-- What you need to do --
Every line of the records below should be restated exactly.

(Stored dataset items)
···
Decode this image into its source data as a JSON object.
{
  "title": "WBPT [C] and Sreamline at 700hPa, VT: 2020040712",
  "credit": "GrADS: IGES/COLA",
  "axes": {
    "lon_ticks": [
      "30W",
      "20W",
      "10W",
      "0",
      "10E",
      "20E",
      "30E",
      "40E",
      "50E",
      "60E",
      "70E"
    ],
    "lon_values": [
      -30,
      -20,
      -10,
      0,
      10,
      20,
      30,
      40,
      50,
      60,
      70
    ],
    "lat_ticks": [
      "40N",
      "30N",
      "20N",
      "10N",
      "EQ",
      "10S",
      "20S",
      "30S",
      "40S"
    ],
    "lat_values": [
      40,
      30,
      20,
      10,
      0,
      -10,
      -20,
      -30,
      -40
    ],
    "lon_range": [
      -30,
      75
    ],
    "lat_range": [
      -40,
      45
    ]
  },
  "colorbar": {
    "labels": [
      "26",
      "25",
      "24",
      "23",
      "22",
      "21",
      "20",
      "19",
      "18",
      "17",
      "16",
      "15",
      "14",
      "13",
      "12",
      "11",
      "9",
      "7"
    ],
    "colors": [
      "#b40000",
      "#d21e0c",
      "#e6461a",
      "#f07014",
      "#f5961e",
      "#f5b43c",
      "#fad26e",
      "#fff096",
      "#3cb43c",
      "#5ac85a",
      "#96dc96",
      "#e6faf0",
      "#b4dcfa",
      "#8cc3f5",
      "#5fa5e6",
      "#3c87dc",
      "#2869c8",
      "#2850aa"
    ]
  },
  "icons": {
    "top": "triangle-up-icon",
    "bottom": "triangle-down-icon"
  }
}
···
-- Answer to the task --
Decode this image into its source data as a JSON object.
{
  "title": "WBPT [C] and Sreamline at 700hPa, VT: 2020040712",
  "credit": "GrADS: IGES/COLA",
  "axes": {
    "lon_ticks": [
      "30W",
      "20W",
      "10W",
      "0",
      "10E",
      "20E",
      "30E",
      "40E",
      "50E",
      "60E",
      "70E"
    ],
    "lon_values": [
      -30,
      -20,
      -10,
      0,
      10,
      20,
      30,
      40,
      50,
      60,
      70
    ],
    "lat_ticks": [
      "40N",
      "30N",
      "20N",
      "10N",
      "EQ",
      "10S",
      "20S",
      "30S",
      "40S"
    ],
    "lat_values": [
      40,
      30,
      20,
      10,
      0,
      -10,
      -20,
      -30,
      -40
    ],
    "lon_range": [
      -30,
      75
    ],
    "lat_range": [
      -40,
      45
    ]
  },
  "colorbar": {
    "labels": [
      "26",
      "25",
      "24",
      "23",
      "22",
      "21",
      "20",
      "19",
      "18",
      "17",
      "16",
      "15",
      "14",
      "13",
      "12",
      "11",
      "9",
      "7"
    ],
    "colors": [
      "#b40000",
      "#d21e0c",
      "#e6461a",
      "#f07014",
      "#f5961e",
      "#f5b43c",
      "#fad26e",
      "#fff096",
      "#3cb43c",
      "#5ac85a",
      "#96dc96",
      "#e6faf0",
      "#b4dcfa",
      "#8cc3f5",
      "#5fa5e6",
      "#3c87dc",
      "#2869c8",
      "#2850aa"
    ]
  },
  "icons": {
    "top": "triangle-up-icon",
    "bottom": "triangle-down-icon"
  }
}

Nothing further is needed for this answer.